→ Data excerpts

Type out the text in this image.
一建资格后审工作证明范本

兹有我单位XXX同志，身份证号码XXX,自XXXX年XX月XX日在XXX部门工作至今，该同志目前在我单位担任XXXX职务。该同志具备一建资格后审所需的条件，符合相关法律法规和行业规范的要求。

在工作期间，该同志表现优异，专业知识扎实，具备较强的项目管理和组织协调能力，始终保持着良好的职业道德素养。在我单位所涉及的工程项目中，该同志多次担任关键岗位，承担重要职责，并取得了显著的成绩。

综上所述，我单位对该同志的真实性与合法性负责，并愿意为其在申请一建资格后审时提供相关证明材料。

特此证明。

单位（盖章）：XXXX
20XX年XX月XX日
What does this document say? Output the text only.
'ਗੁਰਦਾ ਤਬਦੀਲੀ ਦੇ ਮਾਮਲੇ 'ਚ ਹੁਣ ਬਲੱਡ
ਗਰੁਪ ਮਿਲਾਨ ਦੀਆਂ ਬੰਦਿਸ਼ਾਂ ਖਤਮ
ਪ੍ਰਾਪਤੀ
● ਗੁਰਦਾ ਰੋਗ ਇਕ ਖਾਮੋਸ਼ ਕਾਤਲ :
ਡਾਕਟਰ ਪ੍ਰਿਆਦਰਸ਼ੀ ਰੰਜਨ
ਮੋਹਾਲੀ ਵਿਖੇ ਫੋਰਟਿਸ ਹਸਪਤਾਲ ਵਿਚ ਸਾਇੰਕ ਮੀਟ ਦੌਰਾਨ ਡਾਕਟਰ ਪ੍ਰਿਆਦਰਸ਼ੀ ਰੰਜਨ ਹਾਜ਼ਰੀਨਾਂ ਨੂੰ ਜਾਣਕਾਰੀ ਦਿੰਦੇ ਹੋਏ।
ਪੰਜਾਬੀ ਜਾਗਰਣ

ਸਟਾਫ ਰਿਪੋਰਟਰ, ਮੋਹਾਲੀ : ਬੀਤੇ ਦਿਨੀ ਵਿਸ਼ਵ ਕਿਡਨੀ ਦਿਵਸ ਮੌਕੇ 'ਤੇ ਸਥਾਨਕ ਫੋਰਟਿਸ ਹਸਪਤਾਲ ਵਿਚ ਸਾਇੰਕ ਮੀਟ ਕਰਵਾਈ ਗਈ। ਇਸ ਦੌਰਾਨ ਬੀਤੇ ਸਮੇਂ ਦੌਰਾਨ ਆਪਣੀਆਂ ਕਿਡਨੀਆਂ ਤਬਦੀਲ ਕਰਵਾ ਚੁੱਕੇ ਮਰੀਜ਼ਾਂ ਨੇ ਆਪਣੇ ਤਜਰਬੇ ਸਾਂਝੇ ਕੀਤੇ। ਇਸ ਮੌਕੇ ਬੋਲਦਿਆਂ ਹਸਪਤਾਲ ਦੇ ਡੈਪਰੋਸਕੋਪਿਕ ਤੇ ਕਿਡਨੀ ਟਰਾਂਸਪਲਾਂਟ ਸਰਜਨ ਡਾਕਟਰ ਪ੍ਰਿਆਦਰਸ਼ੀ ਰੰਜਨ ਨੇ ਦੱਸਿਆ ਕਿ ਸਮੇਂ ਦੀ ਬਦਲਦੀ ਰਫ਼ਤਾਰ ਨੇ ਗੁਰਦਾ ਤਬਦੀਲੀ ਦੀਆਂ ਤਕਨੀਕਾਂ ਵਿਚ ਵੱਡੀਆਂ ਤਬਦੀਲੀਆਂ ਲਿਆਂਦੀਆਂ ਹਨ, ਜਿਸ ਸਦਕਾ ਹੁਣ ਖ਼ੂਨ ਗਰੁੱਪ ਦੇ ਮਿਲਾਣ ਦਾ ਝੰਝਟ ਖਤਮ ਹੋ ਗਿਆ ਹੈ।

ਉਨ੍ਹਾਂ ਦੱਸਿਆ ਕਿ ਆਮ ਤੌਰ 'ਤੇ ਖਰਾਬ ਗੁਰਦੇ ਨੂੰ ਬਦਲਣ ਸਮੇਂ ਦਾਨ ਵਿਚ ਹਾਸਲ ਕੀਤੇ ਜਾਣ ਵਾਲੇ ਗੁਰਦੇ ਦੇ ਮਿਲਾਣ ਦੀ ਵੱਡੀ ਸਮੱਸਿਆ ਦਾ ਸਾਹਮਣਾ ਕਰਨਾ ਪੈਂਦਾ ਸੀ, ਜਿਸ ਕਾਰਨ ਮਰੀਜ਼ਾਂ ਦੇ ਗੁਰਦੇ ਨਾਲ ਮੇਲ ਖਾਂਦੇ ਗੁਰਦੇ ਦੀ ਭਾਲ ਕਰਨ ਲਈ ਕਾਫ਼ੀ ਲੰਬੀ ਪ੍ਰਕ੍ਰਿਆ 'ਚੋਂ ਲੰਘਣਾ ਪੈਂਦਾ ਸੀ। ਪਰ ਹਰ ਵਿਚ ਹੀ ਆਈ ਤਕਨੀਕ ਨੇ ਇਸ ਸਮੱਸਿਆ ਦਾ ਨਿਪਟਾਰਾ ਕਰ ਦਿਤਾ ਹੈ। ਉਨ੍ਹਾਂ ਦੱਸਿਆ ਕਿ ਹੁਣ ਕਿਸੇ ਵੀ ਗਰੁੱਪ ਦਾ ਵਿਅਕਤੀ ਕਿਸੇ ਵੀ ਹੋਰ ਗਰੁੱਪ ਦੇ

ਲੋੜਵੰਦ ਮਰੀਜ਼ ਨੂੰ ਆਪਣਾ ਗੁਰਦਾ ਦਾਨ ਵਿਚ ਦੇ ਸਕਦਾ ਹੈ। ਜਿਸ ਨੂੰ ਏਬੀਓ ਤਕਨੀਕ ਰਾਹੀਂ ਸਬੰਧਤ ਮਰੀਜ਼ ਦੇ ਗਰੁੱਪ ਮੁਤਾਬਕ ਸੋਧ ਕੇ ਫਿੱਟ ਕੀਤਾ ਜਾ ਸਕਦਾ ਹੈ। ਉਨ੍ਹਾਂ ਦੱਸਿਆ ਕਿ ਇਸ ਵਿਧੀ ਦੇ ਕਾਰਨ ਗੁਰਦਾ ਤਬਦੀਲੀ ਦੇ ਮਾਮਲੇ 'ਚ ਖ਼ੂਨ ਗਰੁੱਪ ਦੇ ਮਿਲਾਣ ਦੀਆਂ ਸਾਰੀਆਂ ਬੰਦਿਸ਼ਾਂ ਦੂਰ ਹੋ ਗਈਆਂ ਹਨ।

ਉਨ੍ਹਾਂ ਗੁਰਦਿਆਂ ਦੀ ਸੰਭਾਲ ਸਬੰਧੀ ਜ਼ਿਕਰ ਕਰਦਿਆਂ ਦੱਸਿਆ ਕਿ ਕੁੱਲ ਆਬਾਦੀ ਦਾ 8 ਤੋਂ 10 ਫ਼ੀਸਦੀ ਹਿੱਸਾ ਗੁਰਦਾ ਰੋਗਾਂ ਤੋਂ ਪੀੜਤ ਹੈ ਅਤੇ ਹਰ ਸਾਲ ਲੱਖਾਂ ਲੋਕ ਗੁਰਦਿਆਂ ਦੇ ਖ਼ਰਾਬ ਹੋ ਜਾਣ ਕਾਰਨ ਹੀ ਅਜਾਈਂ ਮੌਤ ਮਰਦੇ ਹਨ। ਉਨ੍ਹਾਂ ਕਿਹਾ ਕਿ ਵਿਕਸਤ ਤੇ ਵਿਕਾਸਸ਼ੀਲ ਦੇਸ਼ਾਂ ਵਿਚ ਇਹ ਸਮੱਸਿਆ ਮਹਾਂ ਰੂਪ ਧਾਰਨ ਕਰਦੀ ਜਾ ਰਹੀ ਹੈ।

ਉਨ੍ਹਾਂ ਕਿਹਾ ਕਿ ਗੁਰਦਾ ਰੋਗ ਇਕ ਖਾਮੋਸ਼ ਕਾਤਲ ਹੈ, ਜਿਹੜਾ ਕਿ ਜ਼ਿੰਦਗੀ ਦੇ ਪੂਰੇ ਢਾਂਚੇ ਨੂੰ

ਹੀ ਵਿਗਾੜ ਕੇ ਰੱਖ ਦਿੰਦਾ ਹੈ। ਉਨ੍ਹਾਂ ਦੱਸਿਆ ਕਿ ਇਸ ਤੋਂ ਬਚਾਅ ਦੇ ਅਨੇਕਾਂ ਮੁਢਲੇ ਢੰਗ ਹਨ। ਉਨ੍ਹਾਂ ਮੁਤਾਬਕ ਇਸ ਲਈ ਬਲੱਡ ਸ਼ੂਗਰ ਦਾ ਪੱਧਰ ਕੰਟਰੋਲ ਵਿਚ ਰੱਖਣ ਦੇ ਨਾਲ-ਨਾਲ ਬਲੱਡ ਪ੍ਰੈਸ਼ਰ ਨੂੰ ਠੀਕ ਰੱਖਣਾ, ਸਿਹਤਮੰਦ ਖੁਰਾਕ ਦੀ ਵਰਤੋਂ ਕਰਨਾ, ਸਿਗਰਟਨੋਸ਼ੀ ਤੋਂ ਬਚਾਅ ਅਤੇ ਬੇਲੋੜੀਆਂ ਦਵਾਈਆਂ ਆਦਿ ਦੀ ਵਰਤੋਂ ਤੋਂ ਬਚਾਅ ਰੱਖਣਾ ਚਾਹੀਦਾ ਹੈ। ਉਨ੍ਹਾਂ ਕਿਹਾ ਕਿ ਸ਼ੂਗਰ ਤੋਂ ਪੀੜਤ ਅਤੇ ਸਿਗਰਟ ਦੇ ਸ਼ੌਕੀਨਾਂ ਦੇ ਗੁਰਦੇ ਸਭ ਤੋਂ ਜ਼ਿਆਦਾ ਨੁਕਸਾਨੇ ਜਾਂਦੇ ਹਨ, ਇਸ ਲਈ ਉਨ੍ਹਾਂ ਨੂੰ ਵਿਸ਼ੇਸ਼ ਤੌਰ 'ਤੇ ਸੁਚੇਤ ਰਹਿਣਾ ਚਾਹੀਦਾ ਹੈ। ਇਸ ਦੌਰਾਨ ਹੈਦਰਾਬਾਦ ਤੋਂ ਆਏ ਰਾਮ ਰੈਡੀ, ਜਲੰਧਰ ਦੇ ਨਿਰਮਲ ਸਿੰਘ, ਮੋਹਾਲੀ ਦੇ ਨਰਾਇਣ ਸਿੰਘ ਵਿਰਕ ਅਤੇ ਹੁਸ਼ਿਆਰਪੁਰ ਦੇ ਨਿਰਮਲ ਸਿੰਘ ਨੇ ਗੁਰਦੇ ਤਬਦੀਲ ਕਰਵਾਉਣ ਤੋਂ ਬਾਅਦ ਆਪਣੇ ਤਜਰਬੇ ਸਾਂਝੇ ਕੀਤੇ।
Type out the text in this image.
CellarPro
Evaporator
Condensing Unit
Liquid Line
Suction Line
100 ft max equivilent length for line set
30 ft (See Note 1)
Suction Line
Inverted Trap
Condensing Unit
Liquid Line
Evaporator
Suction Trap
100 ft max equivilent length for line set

→ Task description
Using the entries above, return each line in which the word "ਆਦਰਸ" occurs.

→ Answer to this task
ਡਾਕਟਰ ਪ੍ਰਿਆਦਰਸ਼ੀ ਰੰਜਨ
ਮੋਹਾਲੀ ਵਿਖੇ ਫੋਰਟਿਸ ਹਸਪਤਾਲ ਵਿਚ ਸਾਇੰਕ ਮੀਟ ਦੌਰਾਨ ਡਾਕਟਰ ਪ੍ਰਿਆਦਰਸ਼ੀ ਰੰਜਨ ਹਾਜ਼ਰੀਨਾਂ ਨੂੰ ਜਾਣਕਾਰੀ ਦਿੰਦੇ ਹੋਏ।
ਸਟਾਫ ਰਿਪੋਰਟਰ, ਮੋਹਾਲੀ : ਬੀਤੇ ਦਿਨੀ ਵਿਸ਼ਵ ਕਿਡਨੀ ਦਿਵਸ ਮੌਕੇ 'ਤੇ ਸਥਾਨਕ ਫੋਰਟਿਸ ਹਸਪਤਾਲ ਵਿਚ ਸਾਇੰਕ ਮੀਟ ਕਰਵਾਈ ਗਈ। ਇਸ ਦੌਰਾਨ ਬੀਤੇ ਸਮੇਂ ਦੌਰਾਨ ਆਪਣੀਆਂ ਕਿਡਨੀਆਂ ਤਬਦੀਲ ਕਰਵਾ ਚੁੱਕੇ ਮਰੀਜ਼ਾਂ ਨੇ ਆਪਣੇ ਤਜਰਬੇ ਸਾਂਝੇ ਕੀਤੇ। ਇਸ ਮੌਕੇ ਬੋਲਦਿਆਂ ਹਸਪਤਾਲ ਦੇ ਡੈਪਰੋਸਕੋਪਿਕ ਤੇ ਕਿਡਨੀ ਟਰਾਂਸਪਲਾਂਟ ਸਰਜਨ ਡਾਕਟਰ ਪ੍ਰਿਆਦਰਸ਼ੀ ਰੰਜਨ ਨੇ ਦੱਸਿਆ ਕਿ ਸਮੇਂ ਦੀ ਬਦਲਦੀ ਰਫ਼ਤਾਰ ਨੇ ਗੁਰਦਾ ਤਬਦੀਲੀ ਦੀਆਂ ਤਕਨੀਕਾਂ ਵਿਚ ਵੱਡੀਆਂ ਤਬਦੀਲੀਆਂ ਲਿਆਂਦੀਆਂ ਹਨ, ਜਿਸ ਸਦਕਾ ਹੁਣ ਖ਼ੂਨ ਗਰੁੱਪ ਦੇ ਮਿਲਾਣ ਦਾ ਝੰਝਟ ਖਤਮ ਹੋ ਗਿਆ ਹੈ।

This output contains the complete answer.